• **PROBLEM DETAILS**
The records below must be written out exactly, with every picture left behind.

• **RECORDS PROVIDED**
<<<<

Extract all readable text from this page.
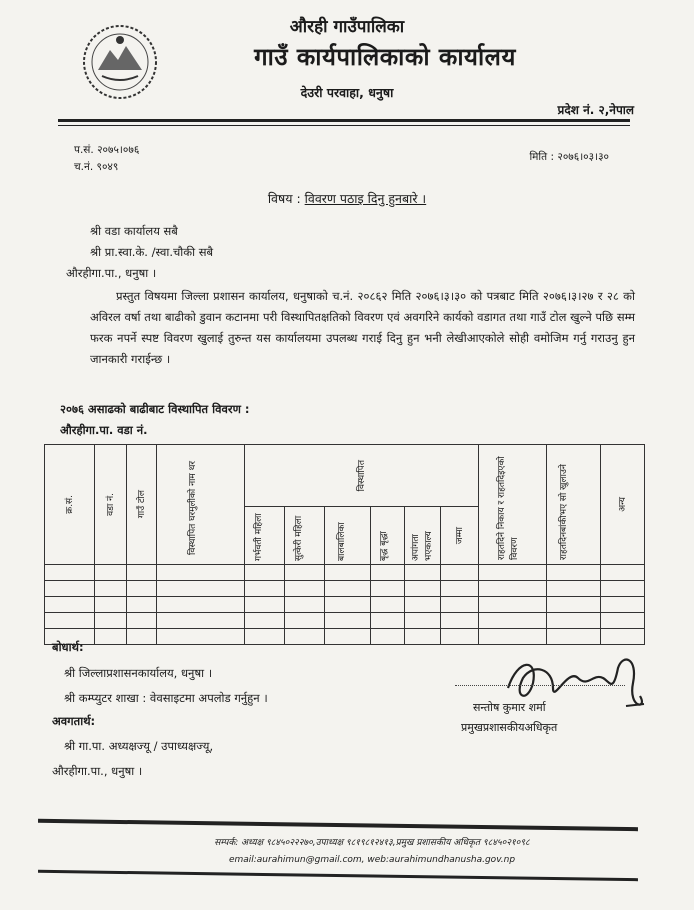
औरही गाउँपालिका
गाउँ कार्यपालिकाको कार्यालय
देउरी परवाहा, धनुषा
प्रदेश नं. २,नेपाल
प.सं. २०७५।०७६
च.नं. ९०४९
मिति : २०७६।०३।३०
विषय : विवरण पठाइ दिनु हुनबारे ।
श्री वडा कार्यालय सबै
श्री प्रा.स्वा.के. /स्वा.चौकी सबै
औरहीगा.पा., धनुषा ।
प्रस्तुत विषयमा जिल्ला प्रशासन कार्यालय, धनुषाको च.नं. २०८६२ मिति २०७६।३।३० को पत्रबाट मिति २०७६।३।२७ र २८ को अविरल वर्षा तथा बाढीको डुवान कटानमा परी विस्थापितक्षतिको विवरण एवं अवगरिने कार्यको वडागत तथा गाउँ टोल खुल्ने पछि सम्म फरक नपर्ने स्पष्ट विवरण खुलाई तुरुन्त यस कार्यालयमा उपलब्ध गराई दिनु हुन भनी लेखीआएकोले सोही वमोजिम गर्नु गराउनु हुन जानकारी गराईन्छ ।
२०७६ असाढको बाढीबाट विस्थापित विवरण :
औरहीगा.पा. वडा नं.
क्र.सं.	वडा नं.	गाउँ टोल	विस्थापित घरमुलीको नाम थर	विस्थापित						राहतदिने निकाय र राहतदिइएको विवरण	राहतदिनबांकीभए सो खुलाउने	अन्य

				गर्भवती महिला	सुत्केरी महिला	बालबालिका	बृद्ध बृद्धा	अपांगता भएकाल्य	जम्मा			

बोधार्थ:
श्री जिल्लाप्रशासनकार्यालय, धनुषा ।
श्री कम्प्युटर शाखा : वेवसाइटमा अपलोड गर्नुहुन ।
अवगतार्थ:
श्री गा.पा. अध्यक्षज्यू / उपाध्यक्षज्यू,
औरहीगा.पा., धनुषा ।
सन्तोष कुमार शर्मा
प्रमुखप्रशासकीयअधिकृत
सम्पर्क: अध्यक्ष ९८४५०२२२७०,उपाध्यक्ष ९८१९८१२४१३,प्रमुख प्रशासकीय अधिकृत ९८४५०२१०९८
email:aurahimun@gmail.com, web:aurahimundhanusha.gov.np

>>>>

• **RESULT FOR THIS EXERCISE**
Extract all readable text from this page.
औरही गाउँपालिका
गाउँ कार्यपालिकाको कार्यालय
देउरी परवाहा, धनुषा
प्रदेश नं. २,नेपाल
प.सं. २०७५।०७६
च.नं. ९०४९
मिति : २०७६।०३।३०
विषय : विवरण पठाइ दिनु हुनबारे ।
श्री वडा कार्यालय सबै
श्री प्रा.स्वा.के. /स्वा.चौकी सबै
औरहीगा.पा., धनुषा ।
प्रस्तुत विषयमा जिल्ला प्रशासन कार्यालय, धनुषाको च.नं. २०८६२ मिति २०७६।३।३० को पत्रबाट मिति २०७६।३।२७ र २८ को अविरल वर्षा तथा बाढीको डुवान कटानमा परी विस्थापितक्षतिको विवरण एवं अवगरिने कार्यको वडागत तथा गाउँ टोल खुल्ने पछि सम्म फरक नपर्ने स्पष्ट विवरण खुलाई तुरुन्त यस कार्यालयमा उपलब्ध गराई दिनु हुन भनी लेखीआएकोले सोही वमोजिम गर्नु गराउनु हुन जानकारी गराईन्छ ।
२०७६ असाढको बाढीबाट विस्थापित विवरण :
औरहीगा.पा. वडा नं.
क्र.सं.	वडा नं.	गाउँ टोल	विस्थापित घरमुलीको नाम थर	विस्थापित						राहतदिने निकाय र राहतदिइएको विवरण	राहतदिनबांकीभए सो खुलाउने	अन्य

				गर्भवती महिला	सुत्केरी महिला	बालबालिका	बृद्ध बृद्धा	अपांगता भएकाल्य	जम्मा			

बोधार्थ:
श्री जिल्लाप्रशासनकार्यालय, धनुषा ।
श्री कम्प्युटर शाखा : वेवसाइटमा अपलोड गर्नुहुन ।
अवगतार्थ:
श्री गा.पा. अध्यक्षज्यू / उपाध्यक्षज्यू,
औरहीगा.पा., धनुषा ।
सन्तोष कुमार शर्मा
प्रमुखप्रशासकीयअधिकृत
सम्पर्क: अध्यक्ष ९८४५०२२२७०,उपाध्यक्ष ९८१९८१२४१३,प्रमुख प्रशासकीय अधिकृत ९८४५०२१०९८
email:aurahimun@gmail.com, web:aurahimundhanusha.gov.np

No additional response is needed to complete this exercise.